What is expected: Every entry must be repeated exactly. Exclude all pictures.

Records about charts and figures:
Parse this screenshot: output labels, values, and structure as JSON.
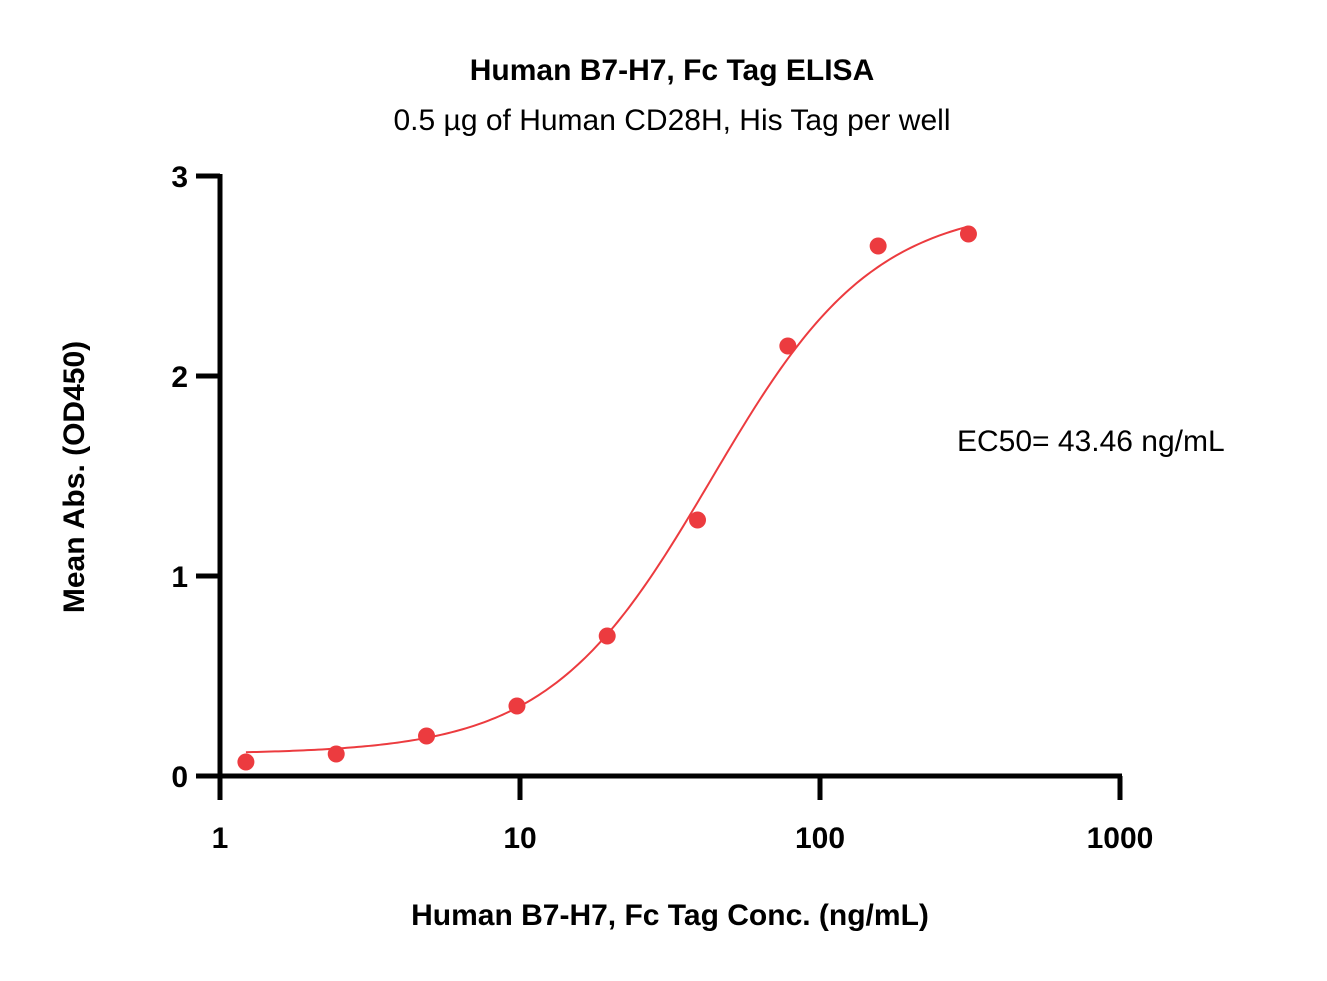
{
  "chart_data": {
    "type": "scatter",
    "title": "Human B7-H7, Fc Tag ELISA",
    "subtitle": "0.5 µg of Human CD28H, His Tag per well",
    "xlabel": "Human B7-H7, Fc Tag Conc. (ng/mL)",
    "ylabel": "Mean Abs. (OD450)",
    "xscale": "log",
    "xlim": [
      1,
      1000
    ],
    "ylim": [
      0,
      3
    ],
    "x_ticks": [
      1,
      10,
      100,
      1000
    ],
    "x_tick_labels": [
      "1",
      "10",
      "100",
      "1000"
    ],
    "y_ticks": [
      0,
      1,
      2,
      3
    ],
    "y_tick_labels": [
      "0",
      "1",
      "2",
      "3"
    ],
    "grid": false,
    "annotation": "EC50= 43.46 ng/mL",
    "color": "#ec3b3f",
    "series": [
      {
        "x": [
          1.22,
          2.44,
          4.88,
          9.77,
          19.53,
          39.06,
          78.13,
          156.25,
          312.5
        ],
        "y": [
          0.07,
          0.11,
          0.2,
          0.35,
          0.7,
          1.28,
          2.15,
          2.65,
          2.71
        ]
      }
    ],
    "fit": {
      "model": "4PL",
      "bottom": 0.11,
      "top": 2.86,
      "ec50": 43.46,
      "hill": 1.6,
      "x_range": [
        1.22,
        312.5
      ]
    }
  }
}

Result of the task:
Parse this screenshot: output labels, values, and structure as JSON.
{
  "chart_data": {
    "type": "scatter",
    "title": "Human B7-H7, Fc Tag ELISA",
    "subtitle": "0.5 µg of Human CD28H, His Tag per well",
    "xlabel": "Human B7-H7, Fc Tag Conc. (ng/mL)",
    "ylabel": "Mean Abs. (OD450)",
    "xscale": "log",
    "xlim": [
      1,
      1000
    ],
    "ylim": [
      0,
      3
    ],
    "x_ticks": [
      1,
      10,
      100,
      1000
    ],
    "x_tick_labels": [
      "1",
      "10",
      "100",
      "1000"
    ],
    "y_ticks": [
      0,
      1,
      2,
      3
    ],
    "y_tick_labels": [
      "0",
      "1",
      "2",
      "3"
    ],
    "grid": false,
    "annotation": "EC50= 43.46 ng/mL",
    "color": "#ec3b3f",
    "series": [
      {
        "x": [
          1.22,
          2.44,
          4.88,
          9.77,
          19.53,
          39.06,
          78.13,
          156.25,
          312.5
        ],
        "y": [
          0.07,
          0.11,
          0.2,
          0.35,
          0.7,
          1.28,
          2.15,
          2.65,
          2.71
        ]
      }
    ],
    "fit": {
      "model": "4PL",
      "bottom": 0.11,
      "top": 2.86,
      "ec50": 43.46,
      "hill": 1.6,
      "x_range": [
        1.22,
        312.5
      ]
    }
  }
}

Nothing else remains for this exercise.